**Exercise description:** Below are the records; locate each line with the word "factura" and copy it.

**Materials provided:**
----

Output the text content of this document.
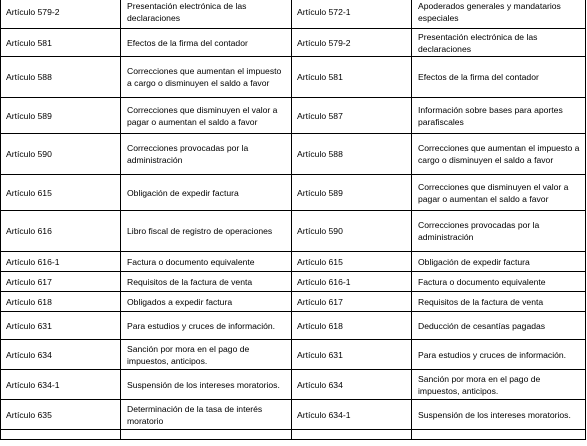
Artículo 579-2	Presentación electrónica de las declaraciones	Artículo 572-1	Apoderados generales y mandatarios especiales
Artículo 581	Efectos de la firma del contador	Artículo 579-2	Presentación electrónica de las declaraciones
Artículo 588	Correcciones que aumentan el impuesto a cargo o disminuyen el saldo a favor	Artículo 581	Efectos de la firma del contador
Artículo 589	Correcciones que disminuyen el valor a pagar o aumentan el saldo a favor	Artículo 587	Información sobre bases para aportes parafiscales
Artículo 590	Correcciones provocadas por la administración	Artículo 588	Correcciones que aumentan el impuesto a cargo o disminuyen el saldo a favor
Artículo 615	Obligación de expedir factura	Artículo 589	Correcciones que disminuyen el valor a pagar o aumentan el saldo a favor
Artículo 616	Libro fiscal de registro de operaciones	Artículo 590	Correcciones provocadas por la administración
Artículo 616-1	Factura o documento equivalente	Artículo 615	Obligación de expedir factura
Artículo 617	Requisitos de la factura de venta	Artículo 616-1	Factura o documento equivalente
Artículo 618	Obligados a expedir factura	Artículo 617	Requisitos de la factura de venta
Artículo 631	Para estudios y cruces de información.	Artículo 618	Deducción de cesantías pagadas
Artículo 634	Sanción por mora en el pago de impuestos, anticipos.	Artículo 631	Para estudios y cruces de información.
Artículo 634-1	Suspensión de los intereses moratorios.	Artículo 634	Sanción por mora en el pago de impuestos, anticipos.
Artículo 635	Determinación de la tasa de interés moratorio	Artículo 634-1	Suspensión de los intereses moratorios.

----

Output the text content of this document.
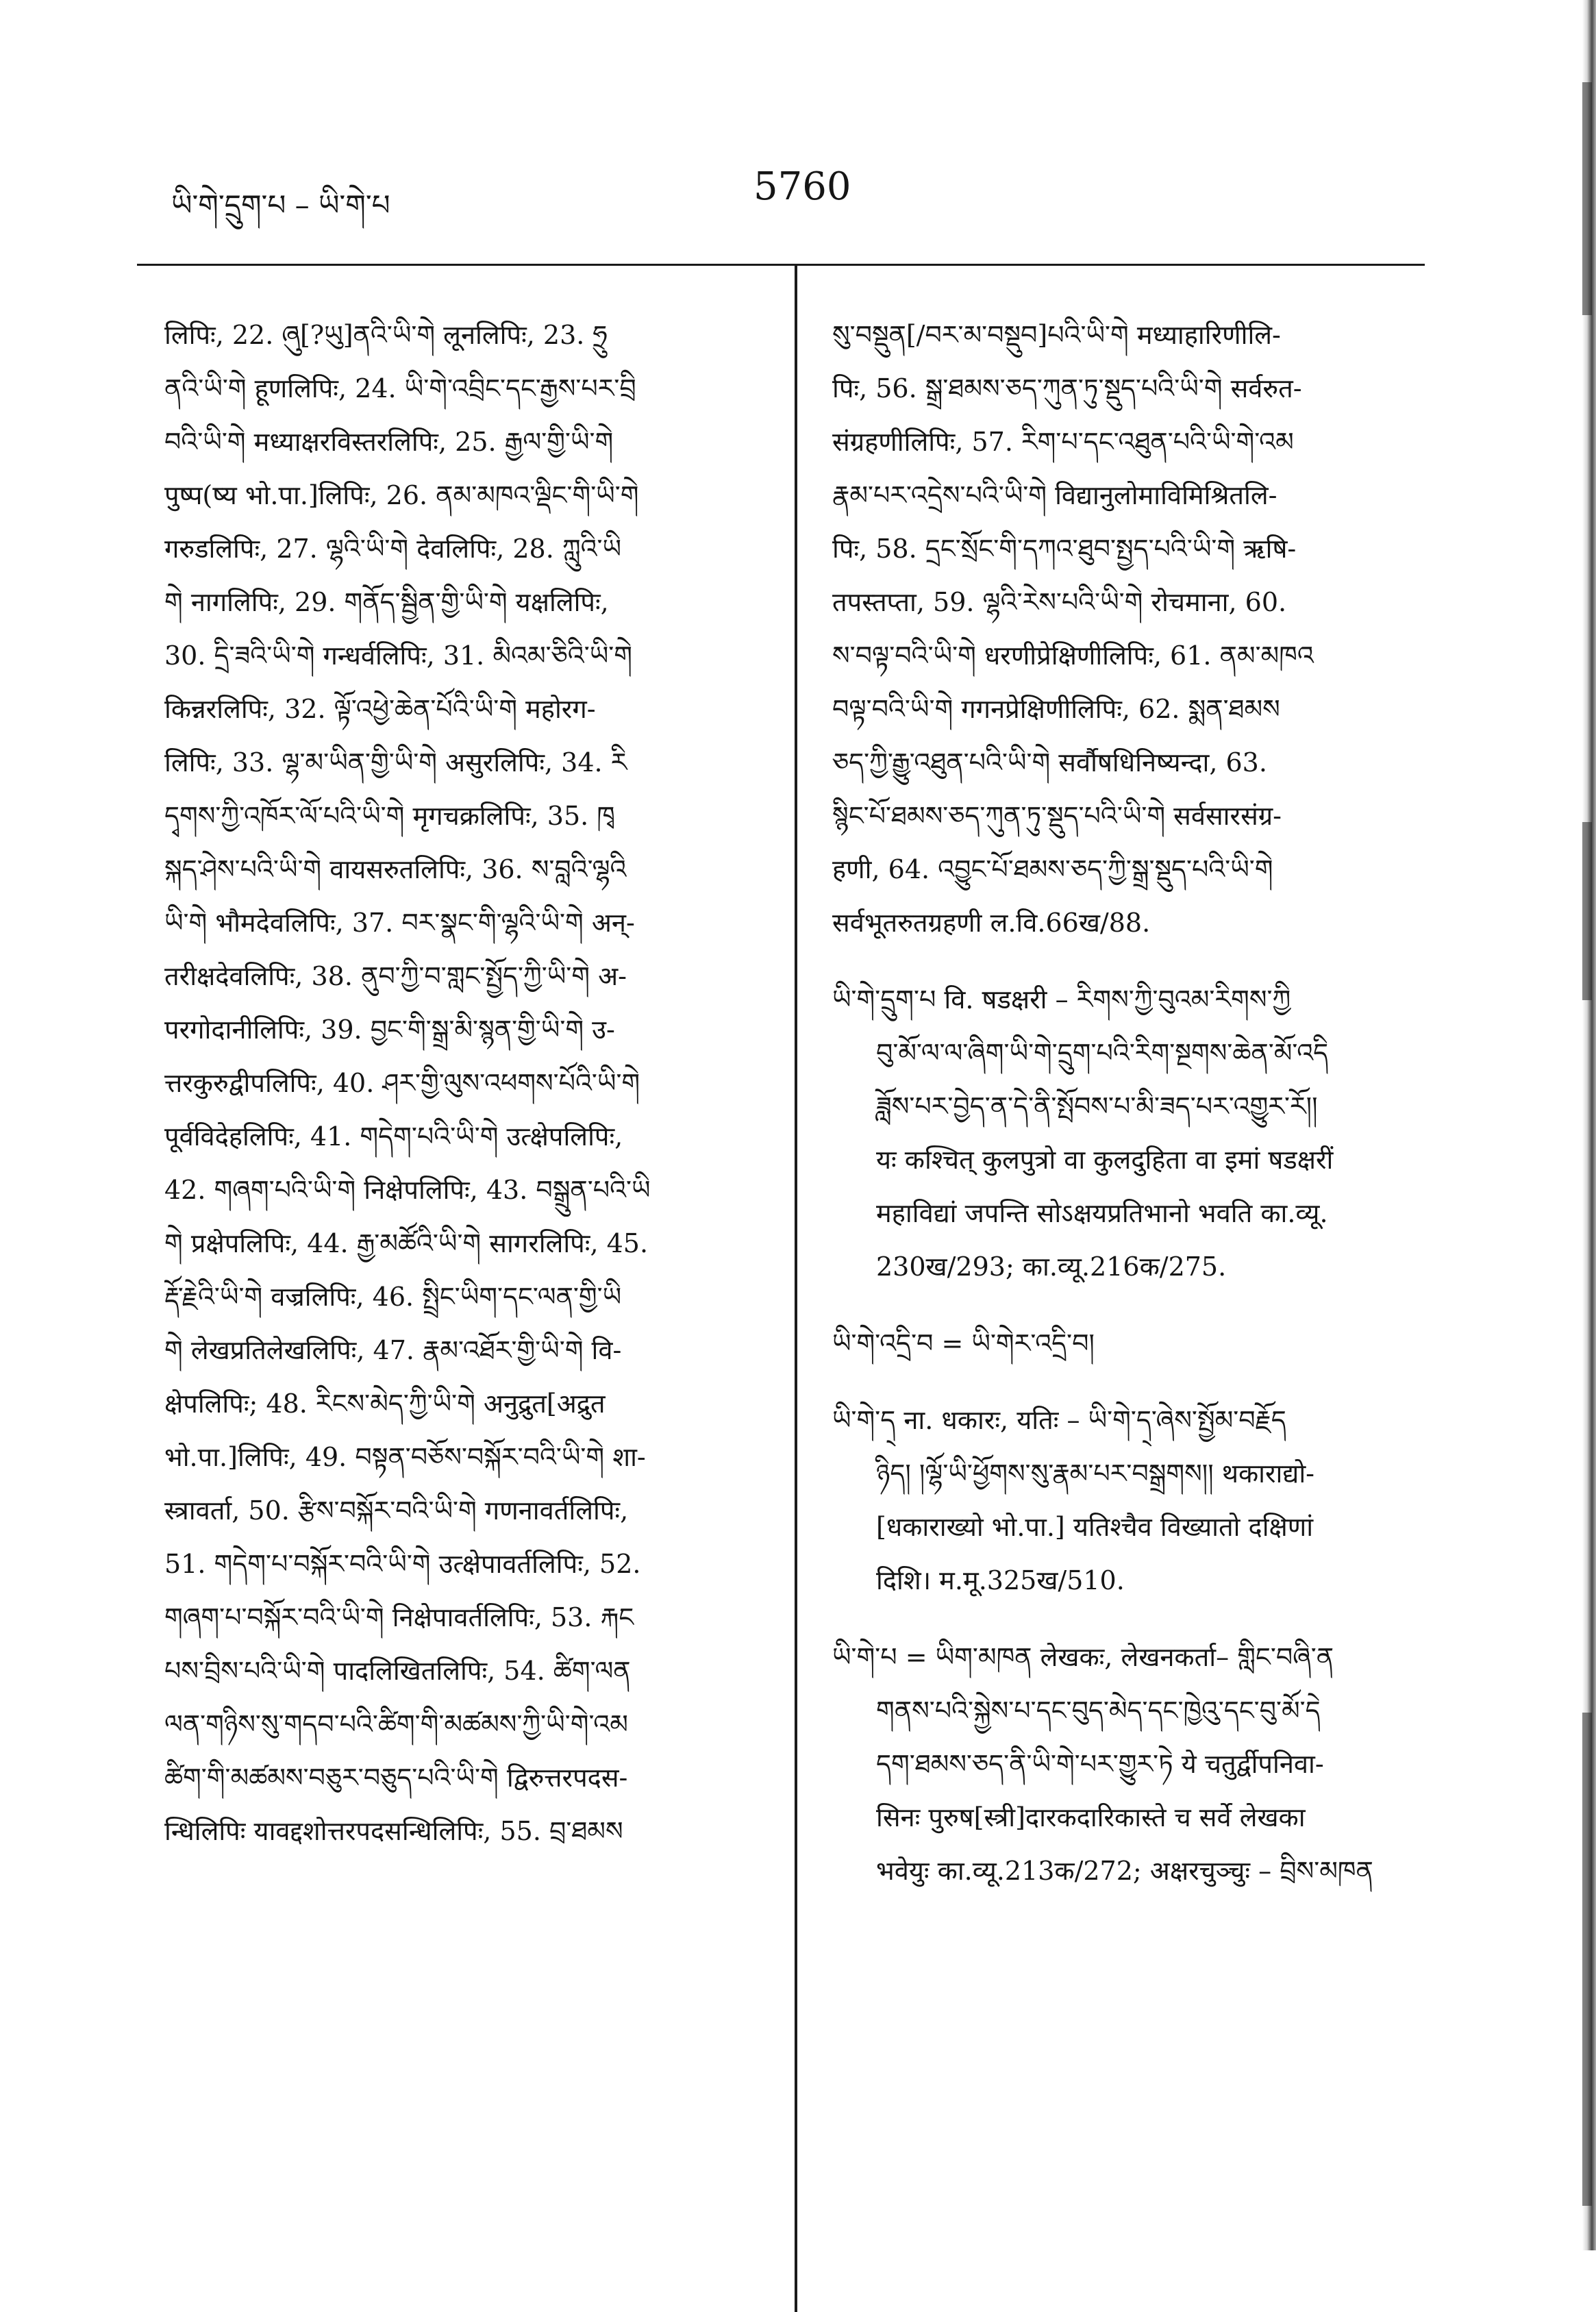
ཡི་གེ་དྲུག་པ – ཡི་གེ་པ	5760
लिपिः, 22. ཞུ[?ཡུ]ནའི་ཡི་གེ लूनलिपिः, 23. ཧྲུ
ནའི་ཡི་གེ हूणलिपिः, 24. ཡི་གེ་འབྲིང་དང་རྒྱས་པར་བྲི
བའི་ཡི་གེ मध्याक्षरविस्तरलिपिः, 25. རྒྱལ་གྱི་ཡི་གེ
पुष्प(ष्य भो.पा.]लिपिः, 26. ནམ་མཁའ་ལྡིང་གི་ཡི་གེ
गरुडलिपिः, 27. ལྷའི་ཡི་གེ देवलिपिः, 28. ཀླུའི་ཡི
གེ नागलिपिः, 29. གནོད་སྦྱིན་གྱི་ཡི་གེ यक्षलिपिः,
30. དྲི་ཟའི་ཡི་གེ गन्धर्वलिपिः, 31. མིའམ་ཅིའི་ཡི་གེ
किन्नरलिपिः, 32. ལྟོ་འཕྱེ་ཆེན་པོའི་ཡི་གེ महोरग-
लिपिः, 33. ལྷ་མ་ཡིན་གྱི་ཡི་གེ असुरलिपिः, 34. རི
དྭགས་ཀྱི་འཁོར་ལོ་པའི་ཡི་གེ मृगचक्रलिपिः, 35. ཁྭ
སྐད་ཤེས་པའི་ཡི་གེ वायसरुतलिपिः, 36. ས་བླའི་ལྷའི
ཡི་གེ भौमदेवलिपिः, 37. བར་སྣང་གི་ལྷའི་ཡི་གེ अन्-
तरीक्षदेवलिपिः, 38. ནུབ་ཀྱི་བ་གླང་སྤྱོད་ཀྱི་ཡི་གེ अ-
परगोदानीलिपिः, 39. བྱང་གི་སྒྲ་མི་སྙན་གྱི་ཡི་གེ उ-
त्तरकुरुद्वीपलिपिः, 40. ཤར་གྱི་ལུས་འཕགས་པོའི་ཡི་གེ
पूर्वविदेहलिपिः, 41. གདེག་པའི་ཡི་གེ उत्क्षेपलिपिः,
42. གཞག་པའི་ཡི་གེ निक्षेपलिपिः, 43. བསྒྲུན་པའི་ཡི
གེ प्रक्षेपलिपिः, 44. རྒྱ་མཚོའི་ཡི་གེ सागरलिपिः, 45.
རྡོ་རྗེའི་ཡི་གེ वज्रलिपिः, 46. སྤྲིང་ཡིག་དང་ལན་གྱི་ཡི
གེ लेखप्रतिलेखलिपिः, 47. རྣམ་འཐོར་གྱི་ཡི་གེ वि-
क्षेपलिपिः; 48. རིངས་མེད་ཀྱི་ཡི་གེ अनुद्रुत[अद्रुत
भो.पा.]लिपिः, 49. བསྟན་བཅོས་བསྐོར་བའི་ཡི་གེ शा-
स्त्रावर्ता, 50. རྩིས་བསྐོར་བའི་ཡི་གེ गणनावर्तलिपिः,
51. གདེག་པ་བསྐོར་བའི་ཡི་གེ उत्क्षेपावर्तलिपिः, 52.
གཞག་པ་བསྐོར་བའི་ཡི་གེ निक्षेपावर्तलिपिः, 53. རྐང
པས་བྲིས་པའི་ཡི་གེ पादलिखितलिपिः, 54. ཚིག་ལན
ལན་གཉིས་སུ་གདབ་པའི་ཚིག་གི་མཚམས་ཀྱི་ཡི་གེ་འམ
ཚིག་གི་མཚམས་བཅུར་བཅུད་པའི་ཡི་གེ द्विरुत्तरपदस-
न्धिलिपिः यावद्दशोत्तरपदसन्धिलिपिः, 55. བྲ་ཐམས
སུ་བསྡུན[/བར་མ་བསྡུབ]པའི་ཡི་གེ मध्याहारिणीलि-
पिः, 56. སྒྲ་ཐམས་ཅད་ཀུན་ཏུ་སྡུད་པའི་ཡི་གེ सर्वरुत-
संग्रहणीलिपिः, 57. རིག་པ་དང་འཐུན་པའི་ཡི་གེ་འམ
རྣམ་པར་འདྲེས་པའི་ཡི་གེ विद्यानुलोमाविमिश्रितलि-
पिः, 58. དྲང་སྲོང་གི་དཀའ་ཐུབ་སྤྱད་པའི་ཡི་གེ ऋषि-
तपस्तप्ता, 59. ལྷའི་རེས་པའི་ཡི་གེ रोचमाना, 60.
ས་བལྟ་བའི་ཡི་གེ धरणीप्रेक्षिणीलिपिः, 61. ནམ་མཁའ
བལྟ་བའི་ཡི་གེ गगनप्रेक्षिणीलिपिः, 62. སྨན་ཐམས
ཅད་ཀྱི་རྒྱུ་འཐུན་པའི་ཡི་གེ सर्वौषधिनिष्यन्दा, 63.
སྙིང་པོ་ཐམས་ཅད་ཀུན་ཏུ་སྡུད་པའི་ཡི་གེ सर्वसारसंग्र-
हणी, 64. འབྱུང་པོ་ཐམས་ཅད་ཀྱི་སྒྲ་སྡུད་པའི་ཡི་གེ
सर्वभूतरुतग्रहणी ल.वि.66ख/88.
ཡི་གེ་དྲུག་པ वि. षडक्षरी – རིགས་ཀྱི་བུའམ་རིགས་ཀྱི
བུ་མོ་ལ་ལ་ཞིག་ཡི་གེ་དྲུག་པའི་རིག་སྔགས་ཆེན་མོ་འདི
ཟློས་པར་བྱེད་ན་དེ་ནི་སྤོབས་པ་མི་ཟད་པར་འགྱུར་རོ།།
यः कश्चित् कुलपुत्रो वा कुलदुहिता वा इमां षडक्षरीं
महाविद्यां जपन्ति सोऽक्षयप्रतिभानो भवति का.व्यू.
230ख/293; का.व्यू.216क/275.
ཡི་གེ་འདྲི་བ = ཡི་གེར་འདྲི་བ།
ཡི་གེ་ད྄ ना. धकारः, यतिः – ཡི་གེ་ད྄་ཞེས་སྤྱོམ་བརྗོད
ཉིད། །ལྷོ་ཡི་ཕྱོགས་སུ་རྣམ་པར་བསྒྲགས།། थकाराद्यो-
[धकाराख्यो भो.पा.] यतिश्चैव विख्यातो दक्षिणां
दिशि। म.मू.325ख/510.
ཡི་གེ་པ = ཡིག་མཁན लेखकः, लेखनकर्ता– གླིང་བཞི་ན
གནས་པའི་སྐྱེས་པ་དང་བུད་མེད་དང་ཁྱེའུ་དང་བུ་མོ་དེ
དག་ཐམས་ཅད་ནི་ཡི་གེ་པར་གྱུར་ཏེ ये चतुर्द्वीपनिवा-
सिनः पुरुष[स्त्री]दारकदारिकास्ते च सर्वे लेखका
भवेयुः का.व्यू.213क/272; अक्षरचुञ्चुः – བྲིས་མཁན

----

**Completed task:**
Artículo 615	Obligación de expedir factura	Artículo 589	Correcciones que disminuyen el valor a pagar o aumentan el saldo a favor
Artículo 616-1	Factura o documento equivalente	Artículo 615	Obligación de expedir factura
Artículo 617	Requisitos de la factura de venta	Artículo 616-1	Factura o documento equivalente
Artículo 618	Obligados a expedir factura	Artículo 617	Requisitos de la factura de venta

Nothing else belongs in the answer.